-- STATED GOAL --
Find how many lines hold the word "Volume". Give only the number.

────────

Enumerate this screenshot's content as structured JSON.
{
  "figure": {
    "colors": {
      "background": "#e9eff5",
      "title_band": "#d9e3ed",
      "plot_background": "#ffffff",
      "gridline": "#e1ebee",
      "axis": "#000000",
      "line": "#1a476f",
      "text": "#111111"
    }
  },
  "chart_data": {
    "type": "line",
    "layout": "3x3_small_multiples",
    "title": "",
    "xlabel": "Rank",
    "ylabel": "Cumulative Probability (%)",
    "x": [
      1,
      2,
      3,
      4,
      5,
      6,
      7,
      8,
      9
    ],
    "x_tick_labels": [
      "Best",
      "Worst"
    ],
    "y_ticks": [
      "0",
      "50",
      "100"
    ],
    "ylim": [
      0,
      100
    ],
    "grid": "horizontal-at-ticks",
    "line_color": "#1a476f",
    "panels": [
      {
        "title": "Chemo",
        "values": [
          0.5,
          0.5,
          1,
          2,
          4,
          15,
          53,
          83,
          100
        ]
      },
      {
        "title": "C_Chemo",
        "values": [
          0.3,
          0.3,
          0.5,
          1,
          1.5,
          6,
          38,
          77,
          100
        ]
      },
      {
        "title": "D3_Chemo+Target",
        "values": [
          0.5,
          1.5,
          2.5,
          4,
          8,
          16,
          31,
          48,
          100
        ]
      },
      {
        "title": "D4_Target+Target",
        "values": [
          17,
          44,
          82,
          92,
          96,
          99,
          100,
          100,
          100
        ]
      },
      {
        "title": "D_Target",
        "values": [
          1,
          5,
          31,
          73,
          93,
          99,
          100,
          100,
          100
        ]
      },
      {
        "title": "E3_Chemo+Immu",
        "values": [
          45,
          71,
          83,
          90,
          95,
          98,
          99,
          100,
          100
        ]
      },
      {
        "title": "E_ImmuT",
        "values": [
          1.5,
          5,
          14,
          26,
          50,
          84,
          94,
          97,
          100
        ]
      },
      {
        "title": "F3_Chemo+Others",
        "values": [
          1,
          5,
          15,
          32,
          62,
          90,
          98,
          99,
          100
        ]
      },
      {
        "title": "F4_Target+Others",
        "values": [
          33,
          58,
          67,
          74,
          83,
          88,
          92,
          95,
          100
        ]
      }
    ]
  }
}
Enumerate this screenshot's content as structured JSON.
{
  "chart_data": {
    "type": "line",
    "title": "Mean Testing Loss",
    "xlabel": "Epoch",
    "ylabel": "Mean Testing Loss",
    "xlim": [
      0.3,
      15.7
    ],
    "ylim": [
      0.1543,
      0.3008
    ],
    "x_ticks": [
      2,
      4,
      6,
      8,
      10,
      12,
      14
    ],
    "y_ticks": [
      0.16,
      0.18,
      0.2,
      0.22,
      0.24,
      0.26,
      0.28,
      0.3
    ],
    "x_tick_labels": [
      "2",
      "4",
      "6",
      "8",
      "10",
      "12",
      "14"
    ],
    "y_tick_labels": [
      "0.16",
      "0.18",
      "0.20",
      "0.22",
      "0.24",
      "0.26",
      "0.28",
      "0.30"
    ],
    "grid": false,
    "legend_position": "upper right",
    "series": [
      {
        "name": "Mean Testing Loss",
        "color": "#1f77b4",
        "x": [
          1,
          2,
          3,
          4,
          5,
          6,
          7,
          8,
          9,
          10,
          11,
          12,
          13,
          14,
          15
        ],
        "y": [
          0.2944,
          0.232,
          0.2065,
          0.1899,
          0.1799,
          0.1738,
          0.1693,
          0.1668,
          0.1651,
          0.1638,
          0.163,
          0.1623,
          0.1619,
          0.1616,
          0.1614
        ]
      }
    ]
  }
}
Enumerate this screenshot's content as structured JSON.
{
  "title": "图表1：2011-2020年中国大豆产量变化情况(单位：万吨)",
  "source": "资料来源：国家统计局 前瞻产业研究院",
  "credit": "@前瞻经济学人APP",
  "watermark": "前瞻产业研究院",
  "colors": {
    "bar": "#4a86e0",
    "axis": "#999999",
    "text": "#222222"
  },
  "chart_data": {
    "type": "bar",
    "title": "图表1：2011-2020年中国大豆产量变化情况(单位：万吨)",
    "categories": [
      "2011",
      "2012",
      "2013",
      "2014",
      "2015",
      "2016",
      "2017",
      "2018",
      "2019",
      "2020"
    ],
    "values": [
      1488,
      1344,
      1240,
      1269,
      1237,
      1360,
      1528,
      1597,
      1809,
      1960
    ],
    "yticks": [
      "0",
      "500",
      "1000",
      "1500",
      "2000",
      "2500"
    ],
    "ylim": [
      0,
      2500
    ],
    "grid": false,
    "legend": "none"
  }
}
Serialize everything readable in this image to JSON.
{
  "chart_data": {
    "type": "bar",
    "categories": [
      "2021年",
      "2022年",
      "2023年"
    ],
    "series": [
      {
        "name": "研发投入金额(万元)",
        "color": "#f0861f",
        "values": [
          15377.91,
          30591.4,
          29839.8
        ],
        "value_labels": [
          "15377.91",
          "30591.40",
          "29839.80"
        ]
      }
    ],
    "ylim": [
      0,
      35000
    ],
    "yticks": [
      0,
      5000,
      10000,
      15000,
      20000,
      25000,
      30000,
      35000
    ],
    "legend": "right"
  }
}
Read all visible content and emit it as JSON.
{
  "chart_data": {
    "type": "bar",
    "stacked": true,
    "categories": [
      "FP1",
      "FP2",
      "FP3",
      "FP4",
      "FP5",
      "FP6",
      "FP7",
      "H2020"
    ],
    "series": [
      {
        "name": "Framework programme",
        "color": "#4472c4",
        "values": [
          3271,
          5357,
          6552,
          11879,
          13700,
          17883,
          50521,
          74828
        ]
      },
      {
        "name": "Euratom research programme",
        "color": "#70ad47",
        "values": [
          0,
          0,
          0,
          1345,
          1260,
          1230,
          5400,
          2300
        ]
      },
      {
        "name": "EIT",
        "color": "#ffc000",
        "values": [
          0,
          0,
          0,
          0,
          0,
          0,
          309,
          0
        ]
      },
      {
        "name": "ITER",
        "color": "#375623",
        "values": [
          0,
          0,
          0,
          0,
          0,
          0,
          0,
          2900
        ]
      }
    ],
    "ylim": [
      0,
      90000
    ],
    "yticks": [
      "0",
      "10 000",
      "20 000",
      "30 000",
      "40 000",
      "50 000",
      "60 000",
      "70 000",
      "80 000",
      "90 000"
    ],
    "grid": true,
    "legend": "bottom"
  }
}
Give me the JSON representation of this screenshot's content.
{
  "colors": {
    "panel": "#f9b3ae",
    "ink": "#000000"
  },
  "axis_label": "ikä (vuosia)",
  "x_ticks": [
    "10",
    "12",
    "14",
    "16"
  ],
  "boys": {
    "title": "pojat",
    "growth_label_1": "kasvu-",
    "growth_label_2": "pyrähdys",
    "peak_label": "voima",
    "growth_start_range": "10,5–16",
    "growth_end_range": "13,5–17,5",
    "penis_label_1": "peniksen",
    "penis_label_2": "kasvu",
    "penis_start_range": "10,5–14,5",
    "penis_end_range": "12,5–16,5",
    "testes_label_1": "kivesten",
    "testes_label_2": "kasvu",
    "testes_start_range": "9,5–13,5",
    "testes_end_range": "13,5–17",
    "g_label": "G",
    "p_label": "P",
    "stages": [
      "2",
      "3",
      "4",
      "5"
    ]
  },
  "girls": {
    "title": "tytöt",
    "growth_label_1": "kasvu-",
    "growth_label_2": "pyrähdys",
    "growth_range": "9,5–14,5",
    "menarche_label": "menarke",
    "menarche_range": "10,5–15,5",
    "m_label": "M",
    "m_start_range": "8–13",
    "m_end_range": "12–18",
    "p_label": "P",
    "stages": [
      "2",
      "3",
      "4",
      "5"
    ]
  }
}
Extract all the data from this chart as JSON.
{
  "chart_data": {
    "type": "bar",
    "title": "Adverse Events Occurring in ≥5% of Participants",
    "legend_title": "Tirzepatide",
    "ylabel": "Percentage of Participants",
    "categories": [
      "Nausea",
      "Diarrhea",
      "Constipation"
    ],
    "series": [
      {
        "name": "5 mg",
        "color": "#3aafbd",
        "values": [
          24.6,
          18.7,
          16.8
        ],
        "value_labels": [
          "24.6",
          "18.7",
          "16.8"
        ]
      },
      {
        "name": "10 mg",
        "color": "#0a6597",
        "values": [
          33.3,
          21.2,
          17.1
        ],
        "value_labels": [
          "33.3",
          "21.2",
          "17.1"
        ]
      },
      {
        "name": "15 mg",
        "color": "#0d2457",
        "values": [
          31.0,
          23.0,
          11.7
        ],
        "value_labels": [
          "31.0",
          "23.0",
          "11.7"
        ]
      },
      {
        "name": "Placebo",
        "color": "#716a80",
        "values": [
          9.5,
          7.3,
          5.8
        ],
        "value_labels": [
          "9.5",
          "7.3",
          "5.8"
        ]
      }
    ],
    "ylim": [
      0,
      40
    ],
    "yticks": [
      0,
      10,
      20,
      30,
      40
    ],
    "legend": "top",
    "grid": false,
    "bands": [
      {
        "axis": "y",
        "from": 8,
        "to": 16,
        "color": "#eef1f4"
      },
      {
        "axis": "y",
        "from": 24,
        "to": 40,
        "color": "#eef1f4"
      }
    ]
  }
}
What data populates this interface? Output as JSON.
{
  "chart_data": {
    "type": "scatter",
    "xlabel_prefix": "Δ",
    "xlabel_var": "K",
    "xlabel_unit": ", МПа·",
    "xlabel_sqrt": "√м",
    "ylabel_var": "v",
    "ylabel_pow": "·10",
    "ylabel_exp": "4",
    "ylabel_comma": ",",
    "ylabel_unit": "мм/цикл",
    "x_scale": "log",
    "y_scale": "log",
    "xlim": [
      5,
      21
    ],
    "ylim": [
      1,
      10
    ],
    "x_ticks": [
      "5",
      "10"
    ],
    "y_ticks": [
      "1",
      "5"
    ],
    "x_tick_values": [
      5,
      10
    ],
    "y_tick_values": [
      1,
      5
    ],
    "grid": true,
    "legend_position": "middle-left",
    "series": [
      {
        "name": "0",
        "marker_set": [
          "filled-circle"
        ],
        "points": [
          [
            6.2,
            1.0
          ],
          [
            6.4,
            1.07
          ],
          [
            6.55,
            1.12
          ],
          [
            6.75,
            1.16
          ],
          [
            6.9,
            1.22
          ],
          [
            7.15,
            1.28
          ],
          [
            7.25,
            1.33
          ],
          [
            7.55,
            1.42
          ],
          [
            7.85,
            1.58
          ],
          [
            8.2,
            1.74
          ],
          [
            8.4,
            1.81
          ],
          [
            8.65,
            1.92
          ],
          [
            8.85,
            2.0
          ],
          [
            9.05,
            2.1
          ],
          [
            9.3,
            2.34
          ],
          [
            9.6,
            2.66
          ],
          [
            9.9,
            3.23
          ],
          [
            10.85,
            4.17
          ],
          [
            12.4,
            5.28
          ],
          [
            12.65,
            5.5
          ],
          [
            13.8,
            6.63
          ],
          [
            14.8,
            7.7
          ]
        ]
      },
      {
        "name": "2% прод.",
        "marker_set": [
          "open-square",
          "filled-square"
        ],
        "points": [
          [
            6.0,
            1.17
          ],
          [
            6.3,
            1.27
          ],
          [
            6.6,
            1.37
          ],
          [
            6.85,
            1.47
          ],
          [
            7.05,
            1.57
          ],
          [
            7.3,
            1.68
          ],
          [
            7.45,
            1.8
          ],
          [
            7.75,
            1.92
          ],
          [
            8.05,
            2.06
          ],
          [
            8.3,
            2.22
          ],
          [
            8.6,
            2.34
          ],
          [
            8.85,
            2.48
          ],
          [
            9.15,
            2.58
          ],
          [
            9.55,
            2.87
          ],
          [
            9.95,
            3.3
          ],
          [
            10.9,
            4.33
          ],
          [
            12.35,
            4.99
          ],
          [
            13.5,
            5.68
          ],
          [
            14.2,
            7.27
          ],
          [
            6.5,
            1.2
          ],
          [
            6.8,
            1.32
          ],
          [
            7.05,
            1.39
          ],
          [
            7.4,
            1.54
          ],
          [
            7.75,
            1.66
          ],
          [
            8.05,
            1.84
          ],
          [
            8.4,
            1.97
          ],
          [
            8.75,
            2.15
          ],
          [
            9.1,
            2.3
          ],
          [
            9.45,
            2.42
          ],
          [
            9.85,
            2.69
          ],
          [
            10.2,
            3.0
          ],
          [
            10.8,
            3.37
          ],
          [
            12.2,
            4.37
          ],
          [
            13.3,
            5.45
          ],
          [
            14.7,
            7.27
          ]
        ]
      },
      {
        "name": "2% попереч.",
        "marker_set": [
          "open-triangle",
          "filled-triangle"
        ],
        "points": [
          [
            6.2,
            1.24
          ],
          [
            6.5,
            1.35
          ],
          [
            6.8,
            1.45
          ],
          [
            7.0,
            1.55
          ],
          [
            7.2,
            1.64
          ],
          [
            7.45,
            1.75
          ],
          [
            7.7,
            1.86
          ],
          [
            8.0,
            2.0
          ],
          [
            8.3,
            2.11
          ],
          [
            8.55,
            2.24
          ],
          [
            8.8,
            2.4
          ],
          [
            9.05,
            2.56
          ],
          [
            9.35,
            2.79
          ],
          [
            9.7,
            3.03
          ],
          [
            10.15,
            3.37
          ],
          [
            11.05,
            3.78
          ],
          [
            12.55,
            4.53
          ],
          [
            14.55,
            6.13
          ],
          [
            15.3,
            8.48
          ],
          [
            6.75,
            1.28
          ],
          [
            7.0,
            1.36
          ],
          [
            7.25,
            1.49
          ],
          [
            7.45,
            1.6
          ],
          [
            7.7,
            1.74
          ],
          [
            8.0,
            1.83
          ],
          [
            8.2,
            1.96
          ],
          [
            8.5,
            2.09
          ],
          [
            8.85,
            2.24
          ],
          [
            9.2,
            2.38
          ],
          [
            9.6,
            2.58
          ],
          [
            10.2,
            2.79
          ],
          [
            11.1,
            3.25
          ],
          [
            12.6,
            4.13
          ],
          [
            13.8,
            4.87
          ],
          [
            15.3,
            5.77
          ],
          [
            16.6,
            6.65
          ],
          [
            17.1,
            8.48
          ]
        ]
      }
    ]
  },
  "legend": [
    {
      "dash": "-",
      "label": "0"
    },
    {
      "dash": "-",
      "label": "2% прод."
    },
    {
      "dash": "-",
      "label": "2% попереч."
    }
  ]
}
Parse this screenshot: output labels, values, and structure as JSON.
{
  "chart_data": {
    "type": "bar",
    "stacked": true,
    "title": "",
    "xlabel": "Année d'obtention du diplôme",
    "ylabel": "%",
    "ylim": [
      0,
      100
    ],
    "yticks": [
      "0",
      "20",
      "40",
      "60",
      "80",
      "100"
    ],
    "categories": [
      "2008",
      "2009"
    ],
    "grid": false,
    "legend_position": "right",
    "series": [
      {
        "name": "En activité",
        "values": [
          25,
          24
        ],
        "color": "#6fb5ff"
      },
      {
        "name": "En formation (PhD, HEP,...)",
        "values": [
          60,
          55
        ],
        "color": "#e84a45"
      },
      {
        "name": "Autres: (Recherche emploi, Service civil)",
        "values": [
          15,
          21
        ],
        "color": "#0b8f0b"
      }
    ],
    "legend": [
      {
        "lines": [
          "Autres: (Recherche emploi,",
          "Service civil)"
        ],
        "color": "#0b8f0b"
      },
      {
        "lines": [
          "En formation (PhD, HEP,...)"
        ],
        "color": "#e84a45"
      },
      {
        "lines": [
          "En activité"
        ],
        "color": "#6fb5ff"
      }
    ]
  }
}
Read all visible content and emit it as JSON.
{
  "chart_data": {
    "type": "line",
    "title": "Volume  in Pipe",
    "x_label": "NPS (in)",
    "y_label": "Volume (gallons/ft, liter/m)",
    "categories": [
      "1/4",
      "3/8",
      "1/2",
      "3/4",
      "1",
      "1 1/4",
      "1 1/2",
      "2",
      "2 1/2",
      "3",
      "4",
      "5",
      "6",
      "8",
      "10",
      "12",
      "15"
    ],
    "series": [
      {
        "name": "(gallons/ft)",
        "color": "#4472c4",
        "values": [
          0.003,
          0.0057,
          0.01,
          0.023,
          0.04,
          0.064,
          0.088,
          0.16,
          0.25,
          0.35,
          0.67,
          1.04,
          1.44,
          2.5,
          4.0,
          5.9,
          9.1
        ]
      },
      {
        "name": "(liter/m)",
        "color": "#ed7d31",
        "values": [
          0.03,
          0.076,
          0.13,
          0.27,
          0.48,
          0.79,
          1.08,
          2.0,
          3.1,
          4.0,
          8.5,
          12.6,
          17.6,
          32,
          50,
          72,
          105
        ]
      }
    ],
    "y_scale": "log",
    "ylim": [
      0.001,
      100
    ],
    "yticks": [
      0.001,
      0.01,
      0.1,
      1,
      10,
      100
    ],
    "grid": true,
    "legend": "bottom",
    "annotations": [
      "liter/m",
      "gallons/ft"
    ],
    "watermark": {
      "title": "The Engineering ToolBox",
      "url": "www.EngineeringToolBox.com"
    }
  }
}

────────

-- REPLY TO THE TASK --
2